[Rows from a dataset]
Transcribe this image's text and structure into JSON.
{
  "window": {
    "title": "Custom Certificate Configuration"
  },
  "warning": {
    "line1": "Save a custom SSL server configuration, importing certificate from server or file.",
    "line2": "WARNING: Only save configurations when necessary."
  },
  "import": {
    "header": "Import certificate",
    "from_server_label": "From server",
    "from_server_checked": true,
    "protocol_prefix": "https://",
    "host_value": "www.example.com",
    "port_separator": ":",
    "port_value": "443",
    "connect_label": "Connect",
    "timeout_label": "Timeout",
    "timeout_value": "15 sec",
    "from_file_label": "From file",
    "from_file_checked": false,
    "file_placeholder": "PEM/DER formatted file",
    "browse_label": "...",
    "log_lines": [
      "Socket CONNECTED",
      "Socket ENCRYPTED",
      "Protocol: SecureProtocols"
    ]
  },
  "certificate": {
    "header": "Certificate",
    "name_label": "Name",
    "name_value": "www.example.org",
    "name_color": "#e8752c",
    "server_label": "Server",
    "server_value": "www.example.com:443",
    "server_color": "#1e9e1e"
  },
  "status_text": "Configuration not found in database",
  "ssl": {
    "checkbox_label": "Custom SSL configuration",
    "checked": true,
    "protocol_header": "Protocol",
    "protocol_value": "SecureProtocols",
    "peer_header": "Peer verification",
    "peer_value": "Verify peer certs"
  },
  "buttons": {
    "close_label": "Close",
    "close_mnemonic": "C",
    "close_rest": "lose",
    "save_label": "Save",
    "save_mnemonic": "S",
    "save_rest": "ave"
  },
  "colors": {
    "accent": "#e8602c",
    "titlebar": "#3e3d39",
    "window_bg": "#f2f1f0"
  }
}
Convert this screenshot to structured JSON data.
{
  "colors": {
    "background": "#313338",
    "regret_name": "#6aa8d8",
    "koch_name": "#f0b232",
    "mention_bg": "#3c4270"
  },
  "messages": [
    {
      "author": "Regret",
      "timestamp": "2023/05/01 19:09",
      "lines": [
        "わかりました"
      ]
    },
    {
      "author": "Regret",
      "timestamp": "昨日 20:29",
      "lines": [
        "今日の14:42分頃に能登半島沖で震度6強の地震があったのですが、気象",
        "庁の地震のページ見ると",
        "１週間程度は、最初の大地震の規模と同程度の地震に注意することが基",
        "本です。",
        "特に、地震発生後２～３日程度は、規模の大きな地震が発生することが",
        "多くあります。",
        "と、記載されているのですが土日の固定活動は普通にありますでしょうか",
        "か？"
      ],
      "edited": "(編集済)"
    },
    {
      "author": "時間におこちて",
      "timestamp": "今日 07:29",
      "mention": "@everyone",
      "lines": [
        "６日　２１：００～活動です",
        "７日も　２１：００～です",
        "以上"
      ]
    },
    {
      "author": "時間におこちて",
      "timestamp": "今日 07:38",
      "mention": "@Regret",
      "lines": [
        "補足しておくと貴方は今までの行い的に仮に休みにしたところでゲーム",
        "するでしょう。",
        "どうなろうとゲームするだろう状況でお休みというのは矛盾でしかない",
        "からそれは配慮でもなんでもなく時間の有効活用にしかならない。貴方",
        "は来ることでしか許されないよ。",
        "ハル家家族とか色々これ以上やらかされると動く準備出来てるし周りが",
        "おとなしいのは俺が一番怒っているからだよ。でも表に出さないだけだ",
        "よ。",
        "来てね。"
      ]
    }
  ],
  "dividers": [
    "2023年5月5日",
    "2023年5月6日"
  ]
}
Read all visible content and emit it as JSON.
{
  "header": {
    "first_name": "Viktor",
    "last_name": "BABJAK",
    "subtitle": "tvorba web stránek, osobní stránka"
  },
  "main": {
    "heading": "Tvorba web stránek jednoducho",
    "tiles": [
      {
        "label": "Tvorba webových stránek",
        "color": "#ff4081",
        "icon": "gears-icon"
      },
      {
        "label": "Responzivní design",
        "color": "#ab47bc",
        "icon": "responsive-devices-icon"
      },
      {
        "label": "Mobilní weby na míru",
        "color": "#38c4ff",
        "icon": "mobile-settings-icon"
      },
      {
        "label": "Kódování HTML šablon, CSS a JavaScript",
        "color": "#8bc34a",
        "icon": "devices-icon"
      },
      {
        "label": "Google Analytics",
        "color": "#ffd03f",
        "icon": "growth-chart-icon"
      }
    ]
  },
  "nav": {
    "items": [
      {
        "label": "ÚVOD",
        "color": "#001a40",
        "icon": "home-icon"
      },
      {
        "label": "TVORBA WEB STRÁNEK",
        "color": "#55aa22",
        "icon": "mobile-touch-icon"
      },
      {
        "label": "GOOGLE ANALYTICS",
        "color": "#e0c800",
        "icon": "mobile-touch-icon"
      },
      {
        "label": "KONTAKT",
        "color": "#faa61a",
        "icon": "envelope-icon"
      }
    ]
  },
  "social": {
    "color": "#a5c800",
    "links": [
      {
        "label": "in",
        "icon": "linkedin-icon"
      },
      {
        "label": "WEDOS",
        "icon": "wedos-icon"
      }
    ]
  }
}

TASK TO CARRY OUT: Reproduce all of the entries word for word.

THE OUTPUT:
Transcribe this image's text and structure into JSON.
{
  "window": {
    "title": "Custom Certificate Configuration"
  },
  "warning": {
    "line1": "Save a custom SSL server configuration, importing certificate from server or file.",
    "line2": "WARNING: Only save configurations when necessary."
  },
  "import": {
    "header": "Import certificate",
    "from_server_label": "From server",
    "from_server_checked": true,
    "protocol_prefix": "https://",
    "host_value": "www.example.com",
    "port_separator": ":",
    "port_value": "443",
    "connect_label": "Connect",
    "timeout_label": "Timeout",
    "timeout_value": "15 sec",
    "from_file_label": "From file",
    "from_file_checked": false,
    "file_placeholder": "PEM/DER formatted file",
    "browse_label": "...",
    "log_lines": [
      "Socket CONNECTED",
      "Socket ENCRYPTED",
      "Protocol: SecureProtocols"
    ]
  },
  "certificate": {
    "header": "Certificate",
    "name_label": "Name",
    "name_value": "www.example.org",
    "name_color": "#e8752c",
    "server_label": "Server",
    "server_value": "www.example.com:443",
    "server_color": "#1e9e1e"
  },
  "status_text": "Configuration not found in database",
  "ssl": {
    "checkbox_label": "Custom SSL configuration",
    "checked": true,
    "protocol_header": "Protocol",
    "protocol_value": "SecureProtocols",
    "peer_header": "Peer verification",
    "peer_value": "Verify peer certs"
  },
  "buttons": {
    "close_label": "Close",
    "close_mnemonic": "C",
    "close_rest": "lose",
    "save_label": "Save",
    "save_mnemonic": "S",
    "save_rest": "ave"
  },
  "colors": {
    "accent": "#e8602c",
    "titlebar": "#3e3d39",
    "window_bg": "#f2f1f0"
  }
}
Convert this screenshot to structured JSON data.
{
  "colors": {
    "background": "#313338",
    "regret_name": "#6aa8d8",
    "koch_name": "#f0b232",
    "mention_bg": "#3c4270"
  },
  "messages": [
    {
      "author": "Regret",
      "timestamp": "2023/05/01 19:09",
      "lines": [
        "わかりました"
      ]
    },
    {
      "author": "Regret",
      "timestamp": "昨日 20:29",
      "lines": [
        "今日の14:42分頃に能登半島沖で震度6強の地震があったのですが、気象",
        "庁の地震のページ見ると",
        "１週間程度は、最初の大地震の規模と同程度の地震に注意することが基",
        "本です。",
        "特に、地震発生後２～３日程度は、規模の大きな地震が発生することが",
        "多くあります。",
        "と、記載されているのですが土日の固定活動は普通にありますでしょうか",
        "か？"
      ],
      "edited": "(編集済)"
    },
    {
      "author": "時間におこちて",
      "timestamp": "今日 07:29",
      "mention": "@everyone",
      "lines": [
        "６日　２１：００～活動です",
        "７日も　２１：００～です",
        "以上"
      ]
    },
    {
      "author": "時間におこちて",
      "timestamp": "今日 07:38",
      "mention": "@Regret",
      "lines": [
        "補足しておくと貴方は今までの行い的に仮に休みにしたところでゲーム",
        "するでしょう。",
        "どうなろうとゲームするだろう状況でお休みというのは矛盾でしかない",
        "からそれは配慮でもなんでもなく時間の有効活用にしかならない。貴方",
        "は来ることでしか許されないよ。",
        "ハル家家族とか色々これ以上やらかされると動く準備出来てるし周りが",
        "おとなしいのは俺が一番怒っているからだよ。でも表に出さないだけだ",
        "よ。",
        "来てね。"
      ]
    }
  ],
  "dividers": [
    "2023年5月5日",
    "2023年5月6日"
  ]
}
Read all visible content and emit it as JSON.
{
  "header": {
    "first_name": "Viktor",
    "last_name": "BABJAK",
    "subtitle": "tvorba web stránek, osobní stránka"
  },
  "main": {
    "heading": "Tvorba web stránek jednoducho",
    "tiles": [
      {
        "label": "Tvorba webových stránek",
        "color": "#ff4081",
        "icon": "gears-icon"
      },
      {
        "label": "Responzivní design",
        "color": "#ab47bc",
        "icon": "responsive-devices-icon"
      },
      {
        "label": "Mobilní weby na míru",
        "color": "#38c4ff",
        "icon": "mobile-settings-icon"
      },
      {
        "label": "Kódování HTML šablon, CSS a JavaScript",
        "color": "#8bc34a",
        "icon": "devices-icon"
      },
      {
        "label": "Google Analytics",
        "color": "#ffd03f",
        "icon": "growth-chart-icon"
      }
    ]
  },
  "nav": {
    "items": [
      {
        "label": "ÚVOD",
        "color": "#001a40",
        "icon": "home-icon"
      },
      {
        "label": "TVORBA WEB STRÁNEK",
        "color": "#55aa22",
        "icon": "mobile-touch-icon"
      },
      {
        "label": "GOOGLE ANALYTICS",
        "color": "#e0c800",
        "icon": "mobile-touch-icon"
      },
      {
        "label": "KONTAKT",
        "color": "#faa61a",
        "icon": "envelope-icon"
      }
    ]
  },
  "social": {
    "color": "#a5c800",
    "links": [
      {
        "label": "in",
        "icon": "linkedin-icon"
      },
      {
        "label": "WEDOS",
        "icon": "wedos-icon"
      }
    ]
  }
}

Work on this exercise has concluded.